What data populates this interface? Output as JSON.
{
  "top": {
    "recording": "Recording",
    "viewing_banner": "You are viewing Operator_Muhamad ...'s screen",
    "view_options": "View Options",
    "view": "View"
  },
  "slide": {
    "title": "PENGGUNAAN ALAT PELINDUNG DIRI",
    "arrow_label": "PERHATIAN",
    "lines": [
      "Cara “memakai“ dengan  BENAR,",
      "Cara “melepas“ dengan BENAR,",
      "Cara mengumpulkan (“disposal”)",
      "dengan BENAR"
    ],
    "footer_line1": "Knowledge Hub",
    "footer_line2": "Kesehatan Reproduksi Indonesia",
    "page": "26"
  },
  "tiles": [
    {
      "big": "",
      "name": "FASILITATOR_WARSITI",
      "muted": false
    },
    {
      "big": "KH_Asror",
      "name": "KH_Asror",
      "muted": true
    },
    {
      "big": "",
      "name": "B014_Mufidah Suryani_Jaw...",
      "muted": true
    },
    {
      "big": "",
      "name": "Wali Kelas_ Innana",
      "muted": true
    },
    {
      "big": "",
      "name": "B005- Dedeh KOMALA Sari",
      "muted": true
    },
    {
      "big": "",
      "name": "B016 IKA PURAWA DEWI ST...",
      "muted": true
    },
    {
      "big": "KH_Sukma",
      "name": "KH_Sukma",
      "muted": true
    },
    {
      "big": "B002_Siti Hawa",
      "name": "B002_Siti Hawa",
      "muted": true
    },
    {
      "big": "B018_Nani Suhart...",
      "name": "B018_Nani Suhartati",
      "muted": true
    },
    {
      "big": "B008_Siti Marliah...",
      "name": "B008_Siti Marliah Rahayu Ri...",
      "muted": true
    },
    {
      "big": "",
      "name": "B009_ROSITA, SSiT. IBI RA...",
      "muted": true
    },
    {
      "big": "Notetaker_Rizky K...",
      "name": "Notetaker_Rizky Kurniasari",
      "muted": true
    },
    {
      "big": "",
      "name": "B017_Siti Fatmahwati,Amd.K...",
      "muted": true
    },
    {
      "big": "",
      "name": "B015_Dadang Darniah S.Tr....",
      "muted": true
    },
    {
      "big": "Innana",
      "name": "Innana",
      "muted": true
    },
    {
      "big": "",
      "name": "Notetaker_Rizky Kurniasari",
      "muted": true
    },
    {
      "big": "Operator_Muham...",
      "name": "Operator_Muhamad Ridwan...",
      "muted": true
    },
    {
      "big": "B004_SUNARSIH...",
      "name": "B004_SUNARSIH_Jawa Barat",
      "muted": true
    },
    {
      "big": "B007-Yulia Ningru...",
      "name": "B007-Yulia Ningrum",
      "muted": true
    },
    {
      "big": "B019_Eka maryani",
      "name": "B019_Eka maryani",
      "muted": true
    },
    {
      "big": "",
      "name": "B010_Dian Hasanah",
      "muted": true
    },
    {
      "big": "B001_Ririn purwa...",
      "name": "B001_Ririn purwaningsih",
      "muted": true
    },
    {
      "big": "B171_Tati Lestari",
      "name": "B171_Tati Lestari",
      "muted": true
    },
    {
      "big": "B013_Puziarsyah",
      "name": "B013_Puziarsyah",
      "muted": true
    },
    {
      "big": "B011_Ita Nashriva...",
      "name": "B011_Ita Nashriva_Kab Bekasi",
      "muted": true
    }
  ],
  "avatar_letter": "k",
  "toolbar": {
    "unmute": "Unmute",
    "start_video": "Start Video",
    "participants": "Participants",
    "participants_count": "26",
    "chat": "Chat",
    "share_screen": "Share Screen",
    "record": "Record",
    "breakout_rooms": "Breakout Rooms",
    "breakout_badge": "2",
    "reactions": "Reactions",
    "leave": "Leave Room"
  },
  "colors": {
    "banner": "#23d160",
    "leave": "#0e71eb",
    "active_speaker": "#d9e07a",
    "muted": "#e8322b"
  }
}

____

**WHAT TO DO**: Copy out every line in the listing where the word "Hawa" appears.

**TASK OUTPUT**:
      "big": "B002_Siti Hawa",
      "name": "B002_Siti Hawa",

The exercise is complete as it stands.